## EXERCISE:
Give every line of the data again, unchanged, but with no pictures.

[Begin THE INPUT]

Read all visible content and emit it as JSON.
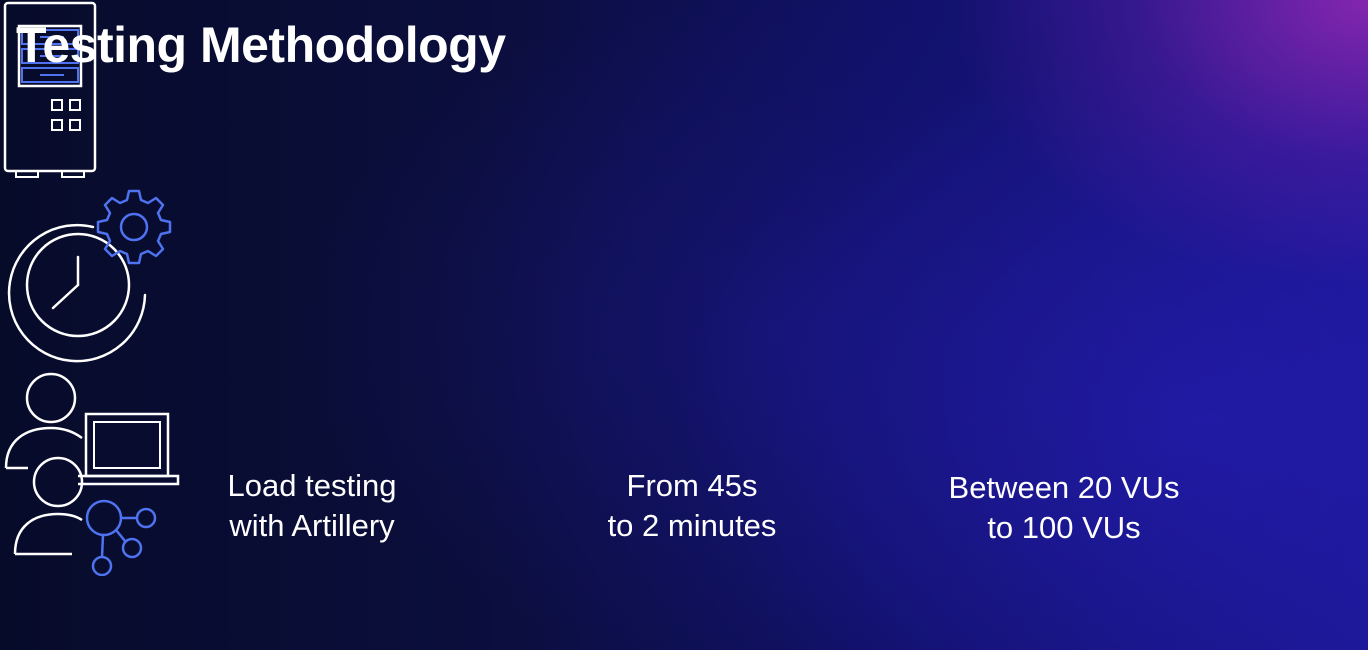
{
  "slide": {
    "title": "Testing Methodology"
  },
  "items": [
    {
      "icon": "server-tower-icon",
      "line1": "Load testing",
      "line2": "with Artillery"
    },
    {
      "icon": "clock-gear-icon",
      "line1": "From 45s",
      "line2": "to 2 minutes"
    },
    {
      "icon": "users-laptop-network-icon",
      "line1": "Between 20 VUs",
      "line2": "to 100 VUs"
    }
  ],
  "colors": {
    "icon_line": "#ffffff",
    "icon_accent": "#4f73f0",
    "text": "#ffffff"
  }
}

[End THE INPUT]

## CORRECT RESPONSE:
Read all visible content and emit it as JSON.
{
  "slide": {
    "title": "Testing Methodology"
  },
  "items": [
    {
      "icon": "server-tower-icon",
      "line1": "Load testing",
      "line2": "with Artillery"
    },
    {
      "icon": "clock-gear-icon",
      "line1": "From 45s",
      "line2": "to 2 minutes"
    },
    {
      "icon": "users-laptop-network-icon",
      "line1": "Between 20 VUs",
      "line2": "to 100 VUs"
    }
  ],
  "colors": {
    "icon_line": "#ffffff",
    "icon_accent": "#4f73f0",
    "text": "#ffffff"
  }
}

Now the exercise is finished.